[Dataset items]
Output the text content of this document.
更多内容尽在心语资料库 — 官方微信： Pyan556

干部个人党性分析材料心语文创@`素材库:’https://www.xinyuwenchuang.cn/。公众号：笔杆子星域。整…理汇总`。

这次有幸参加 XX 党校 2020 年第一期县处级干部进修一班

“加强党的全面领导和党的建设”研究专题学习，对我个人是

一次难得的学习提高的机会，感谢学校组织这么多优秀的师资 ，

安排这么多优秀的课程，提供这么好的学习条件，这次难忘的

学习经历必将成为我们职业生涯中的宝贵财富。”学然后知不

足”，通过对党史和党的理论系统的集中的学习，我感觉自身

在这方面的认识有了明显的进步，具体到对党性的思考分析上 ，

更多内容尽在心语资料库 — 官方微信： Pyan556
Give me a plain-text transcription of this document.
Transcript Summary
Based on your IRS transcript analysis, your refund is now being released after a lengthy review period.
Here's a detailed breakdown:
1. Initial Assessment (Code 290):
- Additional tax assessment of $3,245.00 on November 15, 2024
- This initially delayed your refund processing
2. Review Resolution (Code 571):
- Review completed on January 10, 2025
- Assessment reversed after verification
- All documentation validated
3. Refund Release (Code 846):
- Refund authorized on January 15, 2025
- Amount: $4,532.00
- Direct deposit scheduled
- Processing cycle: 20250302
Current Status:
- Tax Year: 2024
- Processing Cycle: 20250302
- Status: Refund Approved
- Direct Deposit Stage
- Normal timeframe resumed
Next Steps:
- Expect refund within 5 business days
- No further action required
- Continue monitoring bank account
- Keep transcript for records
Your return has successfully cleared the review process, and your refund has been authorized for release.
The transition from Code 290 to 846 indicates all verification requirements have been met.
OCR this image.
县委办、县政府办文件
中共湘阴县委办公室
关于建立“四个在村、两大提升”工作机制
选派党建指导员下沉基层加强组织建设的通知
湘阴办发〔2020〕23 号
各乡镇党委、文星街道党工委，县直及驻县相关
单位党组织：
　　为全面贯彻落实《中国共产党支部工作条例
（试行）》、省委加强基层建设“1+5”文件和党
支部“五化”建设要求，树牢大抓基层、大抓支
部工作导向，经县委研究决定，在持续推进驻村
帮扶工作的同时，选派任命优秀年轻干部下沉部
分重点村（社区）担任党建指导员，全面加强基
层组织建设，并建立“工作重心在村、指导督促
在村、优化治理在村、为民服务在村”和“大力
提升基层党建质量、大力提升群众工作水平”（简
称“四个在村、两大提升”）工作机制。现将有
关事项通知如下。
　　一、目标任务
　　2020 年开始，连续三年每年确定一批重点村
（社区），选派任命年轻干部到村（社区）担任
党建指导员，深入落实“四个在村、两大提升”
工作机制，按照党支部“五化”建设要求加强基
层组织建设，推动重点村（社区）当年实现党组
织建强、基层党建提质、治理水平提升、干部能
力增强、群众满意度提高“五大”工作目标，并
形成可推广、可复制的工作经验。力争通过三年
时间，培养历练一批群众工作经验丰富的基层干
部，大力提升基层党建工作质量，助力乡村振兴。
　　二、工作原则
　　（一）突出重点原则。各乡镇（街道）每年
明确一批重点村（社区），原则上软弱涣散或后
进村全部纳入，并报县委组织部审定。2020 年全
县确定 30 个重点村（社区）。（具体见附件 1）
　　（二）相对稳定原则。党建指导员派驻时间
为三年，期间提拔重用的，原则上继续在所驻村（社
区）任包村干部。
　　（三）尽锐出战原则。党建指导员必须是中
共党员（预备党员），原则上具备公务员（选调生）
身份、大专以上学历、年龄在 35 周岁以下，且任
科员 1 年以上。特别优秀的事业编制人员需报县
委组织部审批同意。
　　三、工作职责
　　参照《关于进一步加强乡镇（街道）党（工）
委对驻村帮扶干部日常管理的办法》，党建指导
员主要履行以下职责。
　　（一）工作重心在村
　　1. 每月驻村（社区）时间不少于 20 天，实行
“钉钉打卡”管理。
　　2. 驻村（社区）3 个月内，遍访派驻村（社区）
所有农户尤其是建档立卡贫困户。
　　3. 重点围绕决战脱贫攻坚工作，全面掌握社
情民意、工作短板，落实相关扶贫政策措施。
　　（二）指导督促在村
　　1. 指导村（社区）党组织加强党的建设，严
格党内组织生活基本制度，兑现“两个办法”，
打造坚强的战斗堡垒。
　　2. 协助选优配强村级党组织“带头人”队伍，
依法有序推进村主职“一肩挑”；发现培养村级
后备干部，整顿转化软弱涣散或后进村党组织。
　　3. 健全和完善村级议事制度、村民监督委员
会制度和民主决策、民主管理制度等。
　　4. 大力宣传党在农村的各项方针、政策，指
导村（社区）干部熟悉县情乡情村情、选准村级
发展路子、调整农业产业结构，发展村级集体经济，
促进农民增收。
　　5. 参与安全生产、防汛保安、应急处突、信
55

Task brief - Write out the complete set of records exactly as given.

The result -
Output the text content of this document.
更多内容尽在心语资料库 — 官方微信： Pyan556

干部个人党性分析材料心语文创@`素材库:’https://www.xinyuwenchuang.cn/。公众号：笔杆子星域。整…理汇总`。

这次有幸参加 XX 党校 2020 年第一期县处级干部进修一班

“加强党的全面领导和党的建设”研究专题学习，对我个人是

一次难得的学习提高的机会，感谢学校组织这么多优秀的师资 ，

安排这么多优秀的课程，提供这么好的学习条件，这次难忘的

学习经历必将成为我们职业生涯中的宝贵财富。”学然后知不

足”，通过对党史和党的理论系统的集中的学习，我感觉自身

在这方面的认识有了明显的进步，具体到对党性的思考分析上 ，

更多内容尽在心语资料库 — 官方微信： Pyan556
Give me a plain-text transcription of this document.
Transcript Summary
Based on your IRS transcript analysis, your refund is now being released after a lengthy review period.
Here's a detailed breakdown:
1. Initial Assessment (Code 290):
- Additional tax assessment of $3,245.00 on November 15, 2024
- This initially delayed your refund processing
2. Review Resolution (Code 571):
- Review completed on January 10, 2025
- Assessment reversed after verification
- All documentation validated
3. Refund Release (Code 846):
- Refund authorized on January 15, 2025
- Amount: $4,532.00
- Direct deposit scheduled
- Processing cycle: 20250302
Current Status:
- Tax Year: 2024
- Processing Cycle: 20250302
- Status: Refund Approved
- Direct Deposit Stage
- Normal timeframe resumed
Next Steps:
- Expect refund within 5 business days
- No further action required
- Continue monitoring bank account
- Keep transcript for records
Your return has successfully cleared the review process, and your refund has been authorized for release.
The transition from Code 290 to 846 indicates all verification requirements have been met.
OCR this image.
县委办、县政府办文件
中共湘阴县委办公室
关于建立“四个在村、两大提升”工作机制
选派党建指导员下沉基层加强组织建设的通知
湘阴办发〔2020〕23 号
各乡镇党委、文星街道党工委，县直及驻县相关
单位党组织：
　　为全面贯彻落实《中国共产党支部工作条例
（试行）》、省委加强基层建设“1+5”文件和党
支部“五化”建设要求，树牢大抓基层、大抓支
部工作导向，经县委研究决定，在持续推进驻村
帮扶工作的同时，选派任命优秀年轻干部下沉部
分重点村（社区）担任党建指导员，全面加强基
层组织建设，并建立“工作重心在村、指导督促
在村、优化治理在村、为民服务在村”和“大力
提升基层党建质量、大力提升群众工作水平”（简
称“四个在村、两大提升”）工作机制。现将有
关事项通知如下。
　　一、目标任务
　　2020 年开始，连续三年每年确定一批重点村
（社区），选派任命年轻干部到村（社区）担任
党建指导员，深入落实“四个在村、两大提升”
工作机制，按照党支部“五化”建设要求加强基
层组织建设，推动重点村（社区）当年实现党组
织建强、基层党建提质、治理水平提升、干部能
力增强、群众满意度提高“五大”工作目标，并
形成可推广、可复制的工作经验。力争通过三年
时间，培养历练一批群众工作经验丰富的基层干
部，大力提升基层党建工作质量，助力乡村振兴。
　　二、工作原则
　　（一）突出重点原则。各乡镇（街道）每年
明确一批重点村（社区），原则上软弱涣散或后
进村全部纳入，并报县委组织部审定。2020 年全
县确定 30 个重点村（社区）。（具体见附件 1）
　　（二）相对稳定原则。党建指导员派驻时间
为三年，期间提拔重用的，原则上继续在所驻村（社
区）任包村干部。
　　（三）尽锐出战原则。党建指导员必须是中
共党员（预备党员），原则上具备公务员（选调生）
身份、大专以上学历、年龄在 35 周岁以下，且任
科员 1 年以上。特别优秀的事业编制人员需报县
委组织部审批同意。
　　三、工作职责
　　参照《关于进一步加强乡镇（街道）党（工）
委对驻村帮扶干部日常管理的办法》，党建指导
员主要履行以下职责。
　　（一）工作重心在村
　　1. 每月驻村（社区）时间不少于 20 天，实行
“钉钉打卡”管理。
　　2. 驻村（社区）3 个月内，遍访派驻村（社区）
所有农户尤其是建档立卡贫困户。
　　3. 重点围绕决战脱贫攻坚工作，全面掌握社
情民意、工作短板，落实相关扶贫政策措施。
　　（二）指导督促在村
　　1. 指导村（社区）党组织加强党的建设，严
格党内组织生活基本制度，兑现“两个办法”，
打造坚强的战斗堡垒。
　　2. 协助选优配强村级党组织“带头人”队伍，
依法有序推进村主职“一肩挑”；发现培养村级
后备干部，整顿转化软弱涣散或后进村党组织。
　　3. 健全和完善村级议事制度、村民监督委员
会制度和民主决策、民主管理制度等。
　　4. 大力宣传党在农村的各项方针、政策，指
导村（社区）干部熟悉县情乡情村情、选准村级
发展路子、调整农业产业结构，发展村级集体经济，
促进农民增收。
　　5. 参与安全生产、防汛保安、应急处突、信
55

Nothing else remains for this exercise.